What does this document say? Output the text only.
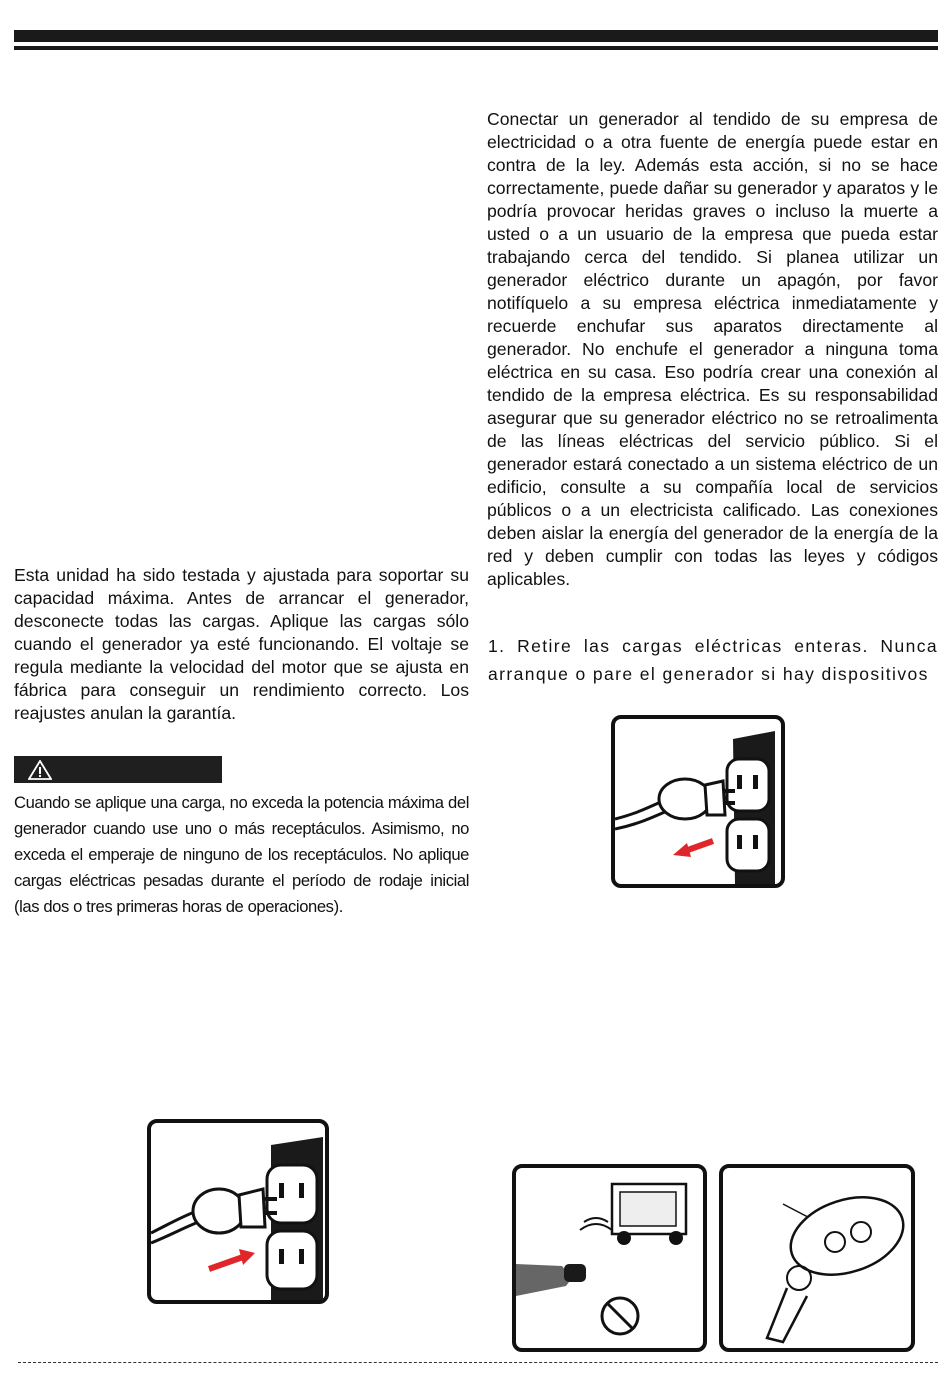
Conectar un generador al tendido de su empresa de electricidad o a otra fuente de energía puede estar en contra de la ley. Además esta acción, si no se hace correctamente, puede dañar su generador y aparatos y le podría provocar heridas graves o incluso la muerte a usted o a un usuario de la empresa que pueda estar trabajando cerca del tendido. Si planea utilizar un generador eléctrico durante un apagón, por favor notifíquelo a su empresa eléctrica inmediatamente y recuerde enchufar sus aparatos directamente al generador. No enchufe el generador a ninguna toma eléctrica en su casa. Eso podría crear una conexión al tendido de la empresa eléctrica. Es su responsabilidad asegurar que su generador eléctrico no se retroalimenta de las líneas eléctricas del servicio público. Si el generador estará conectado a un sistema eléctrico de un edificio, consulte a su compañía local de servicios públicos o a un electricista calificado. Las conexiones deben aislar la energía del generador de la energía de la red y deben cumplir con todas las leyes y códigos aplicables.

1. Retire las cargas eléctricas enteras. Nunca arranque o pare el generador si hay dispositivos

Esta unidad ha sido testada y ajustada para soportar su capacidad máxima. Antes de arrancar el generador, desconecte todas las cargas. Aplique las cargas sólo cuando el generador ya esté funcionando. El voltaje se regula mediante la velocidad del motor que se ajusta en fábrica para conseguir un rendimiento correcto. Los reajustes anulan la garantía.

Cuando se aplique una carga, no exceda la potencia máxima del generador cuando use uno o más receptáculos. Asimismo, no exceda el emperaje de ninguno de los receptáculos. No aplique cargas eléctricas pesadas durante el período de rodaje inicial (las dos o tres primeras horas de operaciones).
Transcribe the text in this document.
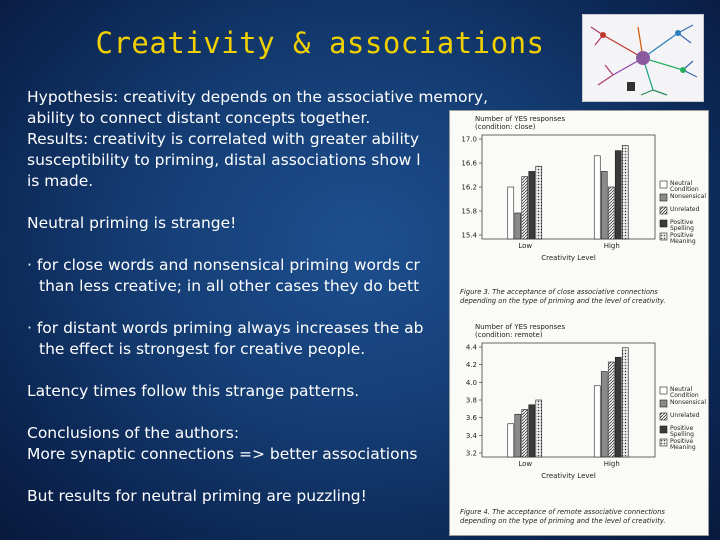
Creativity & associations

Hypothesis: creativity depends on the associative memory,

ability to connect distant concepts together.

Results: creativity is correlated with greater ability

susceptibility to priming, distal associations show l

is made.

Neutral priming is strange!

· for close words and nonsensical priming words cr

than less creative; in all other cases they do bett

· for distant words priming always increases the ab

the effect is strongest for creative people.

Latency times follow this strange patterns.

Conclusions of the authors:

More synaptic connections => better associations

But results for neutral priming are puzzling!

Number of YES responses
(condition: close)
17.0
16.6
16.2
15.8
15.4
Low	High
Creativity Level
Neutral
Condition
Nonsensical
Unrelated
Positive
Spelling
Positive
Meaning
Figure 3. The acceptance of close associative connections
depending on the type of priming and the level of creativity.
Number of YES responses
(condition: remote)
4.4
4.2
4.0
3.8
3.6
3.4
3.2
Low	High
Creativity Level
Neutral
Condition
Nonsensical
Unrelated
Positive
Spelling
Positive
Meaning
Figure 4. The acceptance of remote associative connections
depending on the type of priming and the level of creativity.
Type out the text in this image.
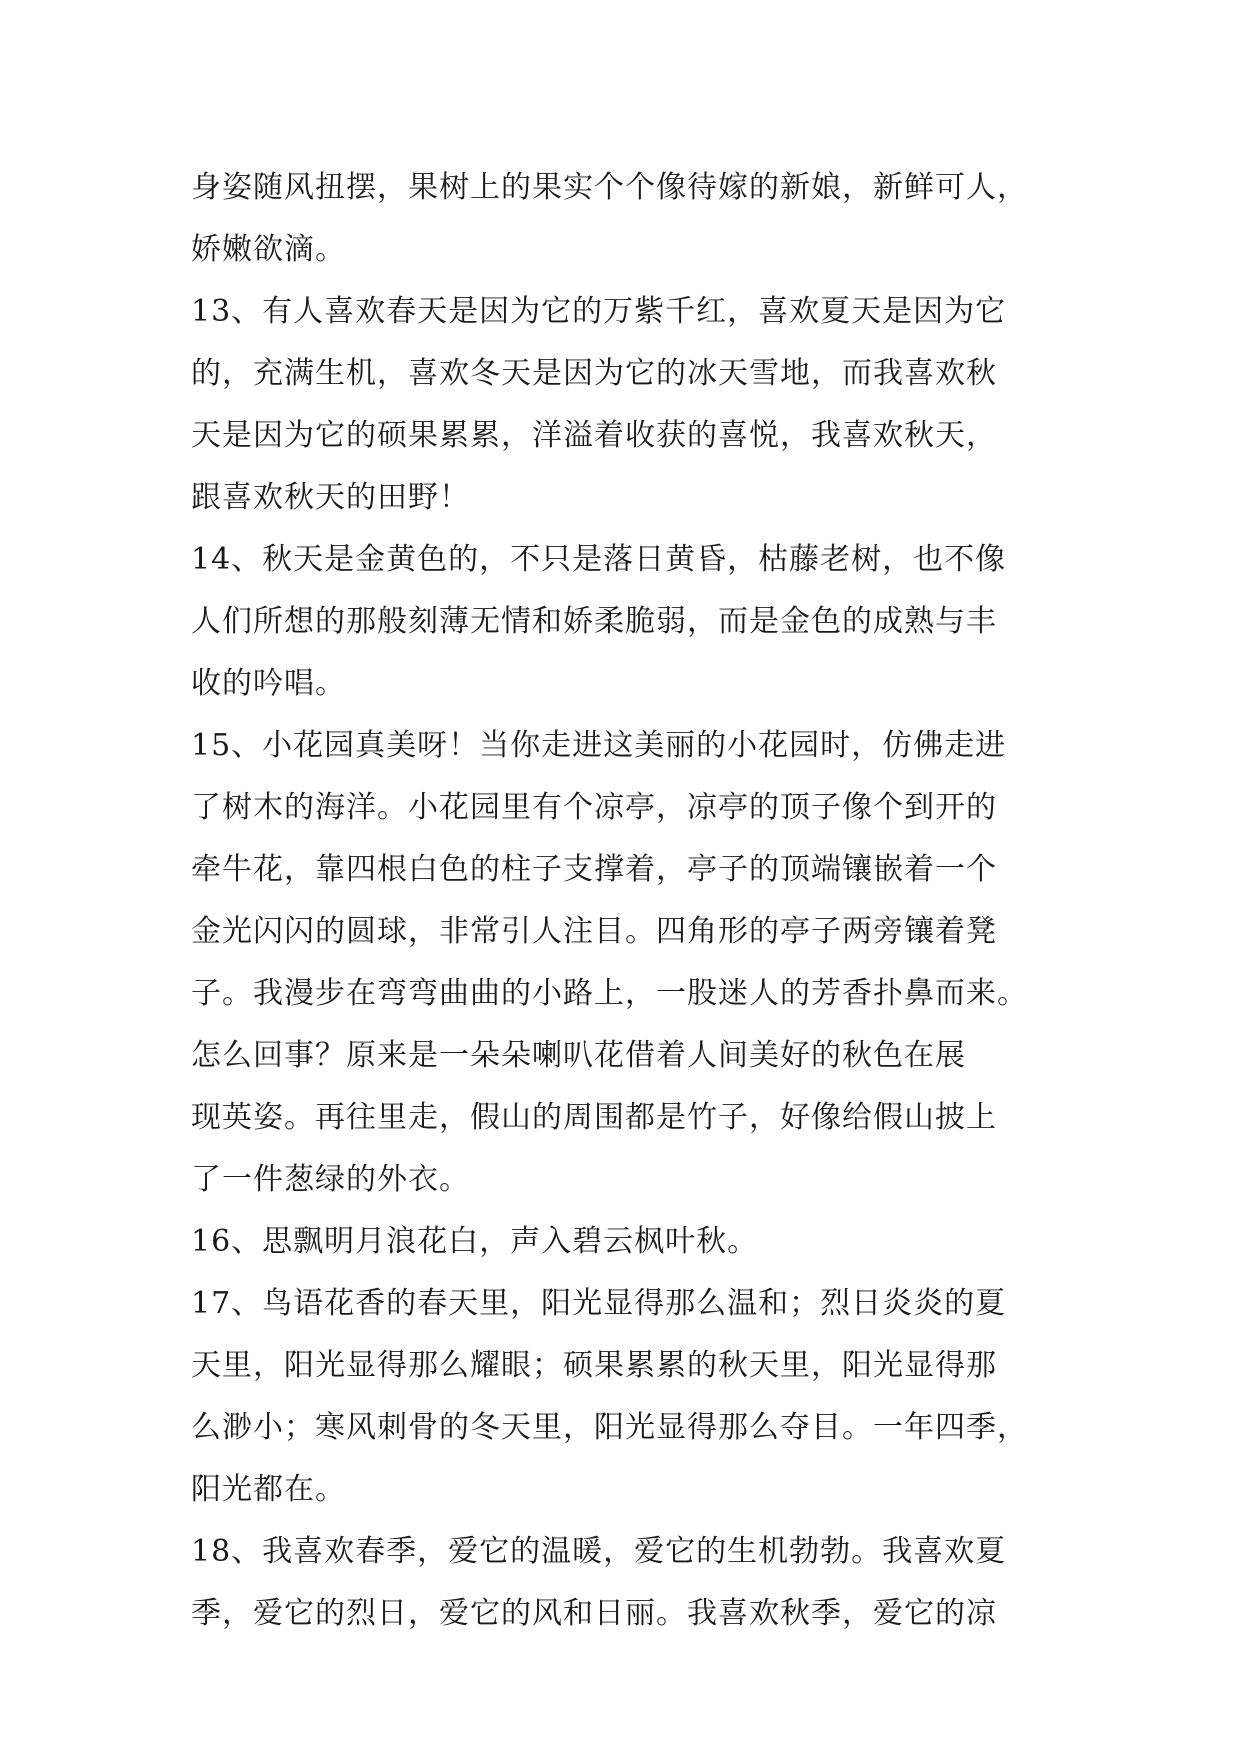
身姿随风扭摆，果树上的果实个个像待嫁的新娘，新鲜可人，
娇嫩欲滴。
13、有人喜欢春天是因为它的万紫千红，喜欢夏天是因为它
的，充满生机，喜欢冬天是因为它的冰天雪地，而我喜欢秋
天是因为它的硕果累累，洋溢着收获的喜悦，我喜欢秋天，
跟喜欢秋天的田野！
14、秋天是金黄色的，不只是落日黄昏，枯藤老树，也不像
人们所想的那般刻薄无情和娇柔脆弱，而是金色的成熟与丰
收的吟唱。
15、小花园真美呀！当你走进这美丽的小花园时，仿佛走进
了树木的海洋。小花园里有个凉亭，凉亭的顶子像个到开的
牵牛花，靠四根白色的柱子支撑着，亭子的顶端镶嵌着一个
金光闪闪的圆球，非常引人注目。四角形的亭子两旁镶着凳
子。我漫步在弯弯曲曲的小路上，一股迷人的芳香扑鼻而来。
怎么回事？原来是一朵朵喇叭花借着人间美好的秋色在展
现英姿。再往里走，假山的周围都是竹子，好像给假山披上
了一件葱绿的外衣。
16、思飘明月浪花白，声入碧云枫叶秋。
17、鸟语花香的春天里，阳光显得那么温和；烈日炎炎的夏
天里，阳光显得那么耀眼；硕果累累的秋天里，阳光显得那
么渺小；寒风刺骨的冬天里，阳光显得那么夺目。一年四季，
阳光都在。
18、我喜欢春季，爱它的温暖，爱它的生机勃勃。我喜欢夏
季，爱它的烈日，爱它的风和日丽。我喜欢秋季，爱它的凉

*Exercise requirements*
Without the pictures, write out the whole listing above exactly as it appears.

*Reply*
What does this document say? Output the text only.
Conectar un generador al tendido de su empresa de electricidad o a otra fuente de energía puede estar en contra de la ley. Además esta acción, si no se hace correctamente, puede dañar su generador y aparatos y le podría provocar heridas graves o incluso la muerte a usted o a un usuario de la empresa que pueda estar trabajando cerca del tendido. Si planea utilizar un generador eléctrico durante un apagón, por favor notifíquelo a su empresa eléctrica inmediatamente y recuerde enchufar sus aparatos directamente al generador. No enchufe el generador a ninguna toma eléctrica en su casa. Eso podría crear una conexión al tendido de la empresa eléctrica. Es su responsabilidad asegurar que su generador eléctrico no se retroalimenta de las líneas eléctricas del servicio público. Si el generador estará conectado a un sistema eléctrico de un edificio, consulte a su compañía local de servicios públicos o a un electricista calificado. Las conexiones deben aislar la energía del generador de la energía de la red y deben cumplir con todas las leyes y códigos aplicables.

1. Retire las cargas eléctricas enteras. Nunca arranque o pare el generador si hay dispositivos

Esta unidad ha sido testada y ajustada para soportar su capacidad máxima. Antes de arrancar el generador, desconecte todas las cargas. Aplique las cargas sólo cuando el generador ya esté funcionando. El voltaje se regula mediante la velocidad del motor que se ajusta en fábrica para conseguir un rendimiento correcto. Los reajustes anulan la garantía.

Cuando se aplique una carga, no exceda la potencia máxima del generador cuando use uno o más receptáculos. Asimismo, no exceda el emperaje de ninguno de los receptáculos. No aplique cargas eléctricas pesadas durante el período de rodaje inicial (las dos o tres primeras horas de operaciones).
Transcribe the text in this document.
Creativity & associations

Hypothesis: creativity depends on the associative memory,

ability to connect distant concepts together.

Results: creativity is correlated with greater ability

susceptibility to priming, distal associations show l

is made.

Neutral priming is strange!

· for close words and nonsensical priming words cr

than less creative; in all other cases they do bett

· for distant words priming always increases the ab

the effect is strongest for creative people.

Latency times follow this strange patterns.

Conclusions of the authors:

More synaptic connections => better associations

But results for neutral priming are puzzling!

Number of YES responses
(condition: close)
17.0
16.6
16.2
15.8
15.4
Low	High
Creativity Level
Neutral
Condition
Nonsensical
Unrelated
Positive
Spelling
Positive
Meaning
Figure 3. The acceptance of close associative connections
depending on the type of priming and the level of creativity.
Number of YES responses
(condition: remote)
4.4
4.2
4.0
3.8
3.6
3.4
3.2
Low	High
Creativity Level
Neutral
Condition
Nonsensical
Unrelated
Positive
Spelling
Positive
Meaning
Figure 4. The acceptance of remote associative connections
depending on the type of priming and the level of creativity.
Type out the text in this image.
身姿随风扭摆，果树上的果实个个像待嫁的新娘，新鲜可人，
娇嫩欲滴。
13、有人喜欢春天是因为它的万紫千红，喜欢夏天是因为它
的，充满生机，喜欢冬天是因为它的冰天雪地，而我喜欢秋
天是因为它的硕果累累，洋溢着收获的喜悦，我喜欢秋天，
跟喜欢秋天的田野！
14、秋天是金黄色的，不只是落日黄昏，枯藤老树，也不像
人们所想的那般刻薄无情和娇柔脆弱，而是金色的成熟与丰
收的吟唱。
15、小花园真美呀！当你走进这美丽的小花园时，仿佛走进
了树木的海洋。小花园里有个凉亭，凉亭的顶子像个到开的
牵牛花，靠四根白色的柱子支撑着，亭子的顶端镶嵌着一个
金光闪闪的圆球，非常引人注目。四角形的亭子两旁镶着凳
子。我漫步在弯弯曲曲的小路上，一股迷人的芳香扑鼻而来。
怎么回事？原来是一朵朵喇叭花借着人间美好的秋色在展
现英姿。再往里走，假山的周围都是竹子，好像给假山披上
了一件葱绿的外衣。
16、思飘明月浪花白，声入碧云枫叶秋。
17、鸟语花香的春天里，阳光显得那么温和；烈日炎炎的夏
天里，阳光显得那么耀眼；硕果累累的秋天里，阳光显得那
么渺小；寒风刺骨的冬天里，阳光显得那么夺目。一年四季，
阳光都在。
18、我喜欢春季，爱它的温暖，爱它的生机勃勃。我喜欢夏
季，爱它的烈日，爱它的风和日丽。我喜欢秋季，爱它的凉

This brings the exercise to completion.